▶ **Set task**:
Write down the lines below character for character, changing nothing.
* Start *
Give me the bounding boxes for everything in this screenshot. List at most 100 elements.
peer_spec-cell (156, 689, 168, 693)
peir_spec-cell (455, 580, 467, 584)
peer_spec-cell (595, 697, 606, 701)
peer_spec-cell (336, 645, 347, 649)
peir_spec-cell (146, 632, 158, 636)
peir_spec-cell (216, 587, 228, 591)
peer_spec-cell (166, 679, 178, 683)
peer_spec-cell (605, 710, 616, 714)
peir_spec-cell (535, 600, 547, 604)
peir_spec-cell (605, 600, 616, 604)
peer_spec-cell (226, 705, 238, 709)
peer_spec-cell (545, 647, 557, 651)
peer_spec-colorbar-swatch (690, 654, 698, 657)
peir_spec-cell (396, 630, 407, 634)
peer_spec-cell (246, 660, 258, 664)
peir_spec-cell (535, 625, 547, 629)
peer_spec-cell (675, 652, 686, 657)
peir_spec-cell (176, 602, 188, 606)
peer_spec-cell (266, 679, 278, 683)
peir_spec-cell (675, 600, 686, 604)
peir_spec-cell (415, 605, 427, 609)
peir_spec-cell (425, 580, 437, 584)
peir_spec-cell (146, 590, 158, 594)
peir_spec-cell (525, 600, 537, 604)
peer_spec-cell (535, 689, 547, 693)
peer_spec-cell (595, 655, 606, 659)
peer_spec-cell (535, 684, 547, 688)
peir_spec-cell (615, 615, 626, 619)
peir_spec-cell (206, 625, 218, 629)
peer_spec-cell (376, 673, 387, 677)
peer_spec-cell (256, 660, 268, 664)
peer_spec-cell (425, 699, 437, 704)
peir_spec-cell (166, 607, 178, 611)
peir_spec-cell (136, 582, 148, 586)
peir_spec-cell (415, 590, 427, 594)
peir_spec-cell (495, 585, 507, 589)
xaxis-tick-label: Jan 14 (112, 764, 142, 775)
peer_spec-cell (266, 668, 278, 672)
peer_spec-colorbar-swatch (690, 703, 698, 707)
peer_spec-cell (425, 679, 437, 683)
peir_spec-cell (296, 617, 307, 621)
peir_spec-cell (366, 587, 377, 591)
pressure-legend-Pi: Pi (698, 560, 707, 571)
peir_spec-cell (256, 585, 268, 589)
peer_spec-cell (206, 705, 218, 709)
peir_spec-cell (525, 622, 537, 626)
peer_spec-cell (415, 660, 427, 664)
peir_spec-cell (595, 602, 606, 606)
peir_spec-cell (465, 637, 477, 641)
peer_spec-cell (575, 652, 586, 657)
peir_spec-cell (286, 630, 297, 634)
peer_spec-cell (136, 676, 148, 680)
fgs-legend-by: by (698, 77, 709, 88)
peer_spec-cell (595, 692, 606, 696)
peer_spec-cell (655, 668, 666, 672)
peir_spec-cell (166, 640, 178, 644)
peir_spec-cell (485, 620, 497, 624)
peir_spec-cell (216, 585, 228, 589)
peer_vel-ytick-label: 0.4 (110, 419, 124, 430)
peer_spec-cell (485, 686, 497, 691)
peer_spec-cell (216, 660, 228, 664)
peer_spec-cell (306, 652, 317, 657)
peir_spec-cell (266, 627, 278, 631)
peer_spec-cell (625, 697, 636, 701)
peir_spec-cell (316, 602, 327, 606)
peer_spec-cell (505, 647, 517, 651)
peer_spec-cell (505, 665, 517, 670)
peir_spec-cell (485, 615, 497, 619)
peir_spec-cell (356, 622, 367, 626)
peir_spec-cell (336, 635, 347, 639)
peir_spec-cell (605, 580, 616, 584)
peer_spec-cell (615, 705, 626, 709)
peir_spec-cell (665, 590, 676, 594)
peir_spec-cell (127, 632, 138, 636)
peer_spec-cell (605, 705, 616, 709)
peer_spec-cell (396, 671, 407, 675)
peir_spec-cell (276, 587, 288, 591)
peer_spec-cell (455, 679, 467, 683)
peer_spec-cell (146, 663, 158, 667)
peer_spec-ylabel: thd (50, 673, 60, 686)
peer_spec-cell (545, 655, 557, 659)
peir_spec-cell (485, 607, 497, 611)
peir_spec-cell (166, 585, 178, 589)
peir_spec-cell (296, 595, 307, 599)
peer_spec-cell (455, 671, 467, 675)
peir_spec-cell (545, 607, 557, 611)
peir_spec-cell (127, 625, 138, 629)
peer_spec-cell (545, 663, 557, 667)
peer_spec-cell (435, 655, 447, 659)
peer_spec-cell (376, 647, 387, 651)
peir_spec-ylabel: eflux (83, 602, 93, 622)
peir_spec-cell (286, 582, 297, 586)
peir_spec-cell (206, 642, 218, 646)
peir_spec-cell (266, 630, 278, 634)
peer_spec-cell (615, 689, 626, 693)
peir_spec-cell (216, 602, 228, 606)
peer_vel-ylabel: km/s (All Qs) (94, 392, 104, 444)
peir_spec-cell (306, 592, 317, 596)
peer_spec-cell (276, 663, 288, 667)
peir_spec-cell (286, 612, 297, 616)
* End *
▶ **Complete output**:
Give me the bounding boxes for everything in this screenshot. List at most 100 elements.
peer_spec-cell (156, 689, 168, 693)
peir_spec-cell (455, 580, 467, 584)
peer_spec-cell (595, 697, 606, 701)
peer_spec-cell (336, 645, 347, 649)
peir_spec-cell (146, 632, 158, 636)
peir_spec-cell (216, 587, 228, 591)
peer_spec-cell (166, 679, 178, 683)
peer_spec-cell (605, 710, 616, 714)
peir_spec-cell (535, 600, 547, 604)
peir_spec-cell (605, 600, 616, 604)
peer_spec-cell (226, 705, 238, 709)
peer_spec-cell (545, 647, 557, 651)
peer_spec-colorbar-swatch (690, 654, 698, 657)
peir_spec-cell (396, 630, 407, 634)
peer_spec-cell (246, 660, 258, 664)
peir_spec-cell (535, 625, 547, 629)
peer_spec-cell (675, 652, 686, 657)
peir_spec-cell (176, 602, 188, 606)
peer_spec-cell (266, 679, 278, 683)
peir_spec-cell (675, 600, 686, 604)
peir_spec-cell (415, 605, 427, 609)
peir_spec-cell (425, 580, 437, 584)
peir_spec-cell (146, 590, 158, 594)
peir_spec-cell (525, 600, 537, 604)
peer_spec-cell (535, 689, 547, 693)
peer_spec-cell (595, 655, 606, 659)
peer_spec-cell (535, 684, 547, 688)
peir_spec-cell (615, 615, 626, 619)
peir_spec-cell (206, 625, 218, 629)
peer_spec-cell (376, 673, 387, 677)
peer_spec-cell (256, 660, 268, 664)
peer_spec-cell (425, 699, 437, 704)
peir_spec-cell (166, 607, 178, 611)
peir_spec-cell (136, 582, 148, 586)
peir_spec-cell (415, 590, 427, 594)
peir_spec-cell (495, 585, 507, 589)
xaxis-tick-label: Jan 14 (112, 764, 142, 775)
peer_spec-cell (266, 668, 278, 672)
peer_spec-colorbar-swatch (690, 703, 698, 707)
peer_spec-cell (425, 679, 437, 683)
peir_spec-cell (296, 617, 307, 621)
peir_spec-cell (366, 587, 377, 591)
pressure-legend-Pi: Pi (698, 560, 707, 571)
peir_spec-cell (256, 585, 268, 589)
peer_spec-cell (206, 705, 218, 709)
peir_spec-cell (525, 622, 537, 626)
peer_spec-cell (415, 660, 427, 664)
peir_spec-cell (595, 602, 606, 606)
peir_spec-cell (465, 637, 477, 641)
peer_spec-cell (575, 652, 586, 657)
peir_spec-cell (286, 630, 297, 634)
peer_spec-cell (136, 676, 148, 680)
fgs-legend-by: by (698, 77, 709, 88)
peer_spec-cell (595, 692, 606, 696)
peer_spec-cell (655, 668, 666, 672)
peir_spec-cell (166, 640, 178, 644)
peir_spec-cell (485, 620, 497, 624)
peir_spec-cell (216, 585, 228, 589)
peer_vel-ytick-label: 0.4 (110, 419, 124, 430)
peer_spec-cell (485, 686, 497, 691)
peer_spec-cell (216, 660, 228, 664)
peer_spec-cell (306, 652, 317, 657)
peir_spec-cell (266, 627, 278, 631)
peer_spec-cell (625, 697, 636, 701)
peir_spec-cell (316, 602, 327, 606)
peer_spec-cell (505, 647, 517, 651)
peer_spec-cell (505, 665, 517, 670)
peir_spec-cell (485, 615, 497, 619)
peir_spec-cell (356, 622, 367, 626)
peir_spec-cell (336, 635, 347, 639)
peir_spec-cell (605, 580, 616, 584)
peer_spec-cell (615, 705, 626, 709)
peir_spec-cell (665, 590, 676, 594)
peir_spec-cell (127, 632, 138, 636)
peer_spec-cell (605, 705, 616, 709)
peer_spec-cell (396, 671, 407, 675)
peir_spec-cell (276, 587, 288, 591)
peer_spec-cell (455, 679, 467, 683)
peer_spec-cell (146, 663, 158, 667)
peer_spec-ylabel: thd (50, 673, 60, 686)
peer_spec-cell (545, 655, 557, 659)
peir_spec-cell (485, 607, 497, 611)
peir_spec-cell (166, 585, 178, 589)
peir_spec-cell (296, 595, 307, 599)
peer_spec-cell (455, 671, 467, 675)
peir_spec-cell (545, 607, 557, 611)
peir_spec-cell (127, 625, 138, 629)
peer_spec-cell (545, 663, 557, 667)
peer_spec-cell (435, 655, 447, 659)
peer_spec-cell (376, 647, 387, 651)
peir_spec-ylabel: eflux (83, 602, 93, 622)
peir_spec-cell (286, 582, 297, 586)
peir_spec-cell (206, 642, 218, 646)
peir_spec-cell (266, 630, 278, 634)
peer_spec-cell (615, 689, 626, 693)
peir_spec-cell (216, 602, 228, 606)
peer_vel-ylabel: km/s (All Qs) (94, 392, 104, 444)
peir_spec-cell (306, 592, 317, 596)
peer_spec-cell (276, 663, 288, 667)
peir_spec-cell (286, 612, 297, 616)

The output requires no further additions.